[Written task] Any picture among the records should be left out, please; retype the rest exactly.

[Raw records]
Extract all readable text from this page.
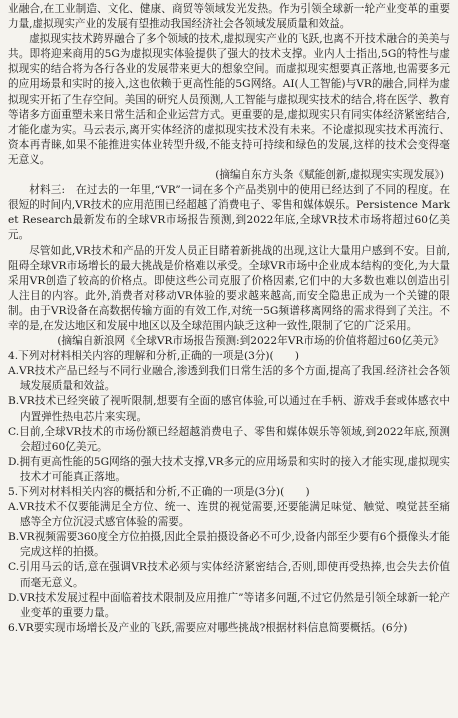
业融合,在工业制造、文化、健康、商贸等领域发光发热。作为引领全球新一轮产业变革的重要力量,虚拟现实产业的发展有望推动我国经济社会各领域发展质量和效益。

虚拟现实技术跨界融合了多个领域的技术,虚拟现实产业的飞跃,也离不开技术融合的美美与共。即将迎来商用的5G为虚拟现实体验提供了强大的技术支撑。业内人士指出,5G的特性与虚拟现实的结合将为各行各业的发展带来更大的想象空间。而虚拟现实想要真正落地,也需要多元的应用场景和实时的接入,这也依赖于更高性能的5G网络。AI(人工智能)与VR的融合,同样为虚拟现实开拓了生存空间。美国的研究人员预测,人工智能与虚拟现实技术的结合,将在医学、教育等诸多方面重塑未来日常生活和企业运营方式。更重要的是,虚拟现实只有同实体经济紧密结合,才能化虚为实。马云表示,离开实体经济的虚拟现实技术没有未来。不论虚拟现实技术再流行、资本再青睐,如果不能推进实体业转型升级,不能支持可持续和绿色的发展,这样的技术会变得毫无意义。

(摘编自东方头条《赋能创新,虚拟现实实现发展》)

材料三:　 在过去的一年里,“VR”一词在多个产品类别中的使用已经达到了不同的程度。在很短的时间内,VR技术的应用范围已经超越了消费电子、零售和媒体娱乐。Persistence Market Research最新发布的全球VR市场报告预测,到2022年底,全球VR技术市场将超过60亿美元。

尽管如此,VR技术和产品的开发人员正目睹着新挑战的出现,这让大量用户感到不安。目前,阻碍全球VR市场增长的最大挑战是价格难以承受。全球VR市场中企业成本结构的变化,为大量采用VR创造了较高的价格点。即使这些公司克服了价格因素,它们中的大多数也难以创造出引人注目的内容。此外,消费者对移动VR体验的要求越来越高,而安全隐患正成为一个关键的限制。由于VR设备在高数据传输方面的有效工作,对统一5G频谱移离网络的需求得到了关注。不幸的是,在发达地区和发展中地区以及全球范围内缺乏这种一致性,限制了它的广泛采用。

(摘编自新浪网《全球VR市场报告预测:到2022年VR市场的价值将超过60亿美元》

4.下列对材料相关内容的理解和分析,正确的一项是(3分)(　　)

A.VR技术产品已经与不同行业融合,渗透到我们日常生活的多个方面,提高了我国.经济社会各领域发展质量和效益。

B.VR技术已经突破了视听限制,想要有全面的感官体验,可以通过在手柄、游戏手套或体感衣中内置弹性热电芯片来实现。

C.目前,全球VR技术的市场份额已经超越消费电子、零售和媒体娱乐等领域,到2022年底,预测会超过60亿美元。

D.拥有更高性能的5G网络的强大技术支撑,VR多元的应用场景和实时的接入才能实现,虚拟现实技术才可能真正落地。

5.下列对材料相关内容的概括和分析,不正确的一项是(3分)(　　)

A.VR技术不仅要能满足全方位、统一、连贯的视觉需要,还要能满足味觉、触觉、嗅觉甚至痛感等全方位沉浸式感官体验的需要。

B.VR视频需要360度全方位拍摄,因此全景拍摄设备必不可少,设备内部至少要有6个摄像头才能完成这样的拍摄。

C.引用马云的话,意在强调VR技术必须与实体经济紧密结合,否则,即使再受热捧,也会失去价值而毫无意义。

D.VR技术发展过程中面临着技术限制及应用推广”等诸多问题,不过它仍然是引领全球新一轮产业变革的重要力量。

6.VR要实现市场增长及产业的飞跃,需要应对哪些挑战?根据材料信息简要概括。(6分)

[Response to this exercise]
Extract all readable text from this page.
业融合,在工业制造、文化、健康、商贸等领域发光发热。作为引领全球新一轮产业变革的重要力量,虚拟现实产业的发展有望推动我国经济社会各领域发展质量和效益。

虚拟现实技术跨界融合了多个领域的技术,虚拟现实产业的飞跃,也离不开技术融合的美美与共。即将迎来商用的5G为虚拟现实体验提供了强大的技术支撑。业内人士指出,5G的特性与虚拟现实的结合将为各行各业的发展带来更大的想象空间。而虚拟现实想要真正落地,也需要多元的应用场景和实时的接入,这也依赖于更高性能的5G网络。AI(人工智能)与VR的融合,同样为虚拟现实开拓了生存空间。美国的研究人员预测,人工智能与虚拟现实技术的结合,将在医学、教育等诸多方面重塑未来日常生活和企业运营方式。更重要的是,虚拟现实只有同实体经济紧密结合,才能化虚为实。马云表示,离开实体经济的虚拟现实技术没有未来。不论虚拟现实技术再流行、资本再青睐,如果不能推进实体业转型升级,不能支持可持续和绿色的发展,这样的技术会变得毫无意义。

(摘编自东方头条《赋能创新,虚拟现实实现发展》)

材料三:　 在过去的一年里,“VR”一词在多个产品类别中的使用已经达到了不同的程度。在很短的时间内,VR技术的应用范围已经超越了消费电子、零售和媒体娱乐。Persistence Market Research最新发布的全球VR市场报告预测,到2022年底,全球VR技术市场将超过60亿美元。

尽管如此,VR技术和产品的开发人员正目睹着新挑战的出现,这让大量用户感到不安。目前,阻碍全球VR市场增长的最大挑战是价格难以承受。全球VR市场中企业成本结构的变化,为大量采用VR创造了较高的价格点。即使这些公司克服了价格因素,它们中的大多数也难以创造出引人注目的内容。此外,消费者对移动VR体验的要求越来越高,而安全隐患正成为一个关键的限制。由于VR设备在高数据传输方面的有效工作,对统一5G频谱移离网络的需求得到了关注。不幸的是,在发达地区和发展中地区以及全球范围内缺乏这种一致性,限制了它的广泛采用。

(摘编自新浪网《全球VR市场报告预测:到2022年VR市场的价值将超过60亿美元》

4.下列对材料相关内容的理解和分析,正确的一项是(3分)(　　)

A.VR技术产品已经与不同行业融合,渗透到我们日常生活的多个方面,提高了我国.经济社会各领域发展质量和效益。

B.VR技术已经突破了视听限制,想要有全面的感官体验,可以通过在手柄、游戏手套或体感衣中内置弹性热电芯片来实现。

C.目前,全球VR技术的市场份额已经超越消费电子、零售和媒体娱乐等领域,到2022年底,预测会超过60亿美元。

D.拥有更高性能的5G网络的强大技术支撑,VR多元的应用场景和实时的接入才能实现,虚拟现实技术才可能真正落地。

5.下列对材料相关内容的概括和分析,不正确的一项是(3分)(　　)

A.VR技术不仅要能满足全方位、统一、连贯的视觉需要,还要能满足味觉、触觉、嗅觉甚至痛感等全方位沉浸式感官体验的需要。

B.VR视频需要360度全方位拍摄,因此全景拍摄设备必不可少,设备内部至少要有6个摄像头才能完成这样的拍摄。

C.引用马云的话,意在强调VR技术必须与实体经济紧密结合,否则,即使再受热捧,也会失去价值而毫无意义。

D.VR技术发展过程中面临着技术限制及应用推广”等诸多问题,不过它仍然是引领全球新一轮产业变革的重要力量。

6.VR要实现市场增长及产业的飞跃,需要应对哪些挑战?根据材料信息简要概括。(6分)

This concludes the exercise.